**Textabschnitt**:
+ + + + +

# fsockopen mit ssl



## Meccan (23. August 2007)

Hallo Leute,

ich versuche schon seit geraumer Zeit eine Seite
die mit SSL verschlüselt ist per fsockopen auszulesen.
Hab das aber bist heute nicht geschaft.


```
$fp = fsockopen ("ssl://banking.postbank.de/app/welcome.do", 443, $errno, $errstr, 30);
if (!$fp) 
{
    echo "$errstr ($errno)<br />\n";
}
else
{
   echo "es geht;"
}
```

Es wir mir meistens die selber Fehlermeldung ausgegeben, dass mein PHP mit den SSL Optionen nicht kompliliert wurde, also mit Curl und OpenSSL beides wurde aber bei mir mit kompliliert, was auch in der phpinfo so steht.
Da ich dann dachte ich mache selber eine Fehler beim kompilieren, habe ich Lampp (Xampp für Win) ausprobiert, da gibt es aber den gleichen fehler.

Ich hoffe ihr könnt mir helfen.
Danke im Voraus für eure Antwort.

MFG Meccan


----------



## tobias_petry (23. August 2007)

Öhm seit wann gibt es denn ein SSL Protokoll ?
Wenn du eine SSL geschützte Webseite aufrufen willst ist das Protokoll immernoch https


----------



## Meccan (23. August 2007)

+ + + + +

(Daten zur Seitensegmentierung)
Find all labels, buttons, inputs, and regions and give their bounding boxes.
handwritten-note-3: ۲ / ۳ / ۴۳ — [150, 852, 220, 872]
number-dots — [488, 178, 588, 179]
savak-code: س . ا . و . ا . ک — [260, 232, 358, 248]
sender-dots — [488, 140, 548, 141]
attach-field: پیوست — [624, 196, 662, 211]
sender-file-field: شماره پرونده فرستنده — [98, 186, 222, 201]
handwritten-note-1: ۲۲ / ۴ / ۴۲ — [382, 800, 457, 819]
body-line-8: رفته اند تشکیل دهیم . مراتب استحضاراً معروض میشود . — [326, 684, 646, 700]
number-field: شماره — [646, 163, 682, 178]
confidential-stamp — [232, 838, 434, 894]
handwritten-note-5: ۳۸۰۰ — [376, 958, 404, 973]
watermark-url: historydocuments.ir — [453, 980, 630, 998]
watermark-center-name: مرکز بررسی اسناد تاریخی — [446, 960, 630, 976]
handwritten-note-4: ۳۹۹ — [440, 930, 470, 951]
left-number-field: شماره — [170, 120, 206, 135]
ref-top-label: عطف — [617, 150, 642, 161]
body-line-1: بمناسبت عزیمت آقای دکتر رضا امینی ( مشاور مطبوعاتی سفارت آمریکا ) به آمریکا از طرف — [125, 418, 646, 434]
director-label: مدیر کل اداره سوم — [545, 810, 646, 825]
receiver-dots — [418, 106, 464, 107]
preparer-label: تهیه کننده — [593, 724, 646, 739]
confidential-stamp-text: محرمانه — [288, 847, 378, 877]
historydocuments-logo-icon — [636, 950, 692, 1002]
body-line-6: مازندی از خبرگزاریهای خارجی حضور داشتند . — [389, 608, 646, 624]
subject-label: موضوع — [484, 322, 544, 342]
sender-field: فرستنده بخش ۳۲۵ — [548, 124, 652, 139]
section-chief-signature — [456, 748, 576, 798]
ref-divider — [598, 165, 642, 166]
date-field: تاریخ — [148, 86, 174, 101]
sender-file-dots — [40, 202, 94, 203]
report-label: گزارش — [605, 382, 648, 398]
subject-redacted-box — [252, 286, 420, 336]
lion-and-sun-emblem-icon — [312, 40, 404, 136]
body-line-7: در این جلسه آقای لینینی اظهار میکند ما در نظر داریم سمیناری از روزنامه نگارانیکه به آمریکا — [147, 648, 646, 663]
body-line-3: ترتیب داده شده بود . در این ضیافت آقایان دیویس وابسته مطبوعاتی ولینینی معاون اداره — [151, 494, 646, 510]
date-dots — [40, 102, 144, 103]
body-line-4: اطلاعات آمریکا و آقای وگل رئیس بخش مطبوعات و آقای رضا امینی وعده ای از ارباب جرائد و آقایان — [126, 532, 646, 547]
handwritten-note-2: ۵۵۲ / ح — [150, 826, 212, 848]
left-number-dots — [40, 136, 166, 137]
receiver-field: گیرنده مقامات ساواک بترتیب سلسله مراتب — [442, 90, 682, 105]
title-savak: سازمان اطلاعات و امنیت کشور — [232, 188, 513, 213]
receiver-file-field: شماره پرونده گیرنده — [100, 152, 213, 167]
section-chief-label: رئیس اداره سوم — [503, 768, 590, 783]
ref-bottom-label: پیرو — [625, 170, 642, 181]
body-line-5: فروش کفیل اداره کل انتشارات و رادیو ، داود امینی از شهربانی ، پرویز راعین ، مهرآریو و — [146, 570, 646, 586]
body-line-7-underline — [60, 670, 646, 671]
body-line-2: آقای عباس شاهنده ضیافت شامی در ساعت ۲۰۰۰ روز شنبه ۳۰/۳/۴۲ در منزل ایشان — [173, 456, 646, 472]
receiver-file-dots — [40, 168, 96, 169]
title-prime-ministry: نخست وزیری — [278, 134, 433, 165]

+ + + + +

Schreiben Sie aus dem Forenthread zu fsockopen mit SSL die Stelle wortgetreu ab, die mit „Da ich dann“ beginnt und mit „für eure Antwort.“ endet.

**Gelöste Aufgabe**:
Da ich dann dachte ich mache selber eine Fehler beim kompilieren, habe ich Lampp (Xampp für Win) ausprobiert, da gibt es aber den gleichen fehler.

Ich hoffe ihr könnt mir helfen.
Danke im Voraus für eure Antwort.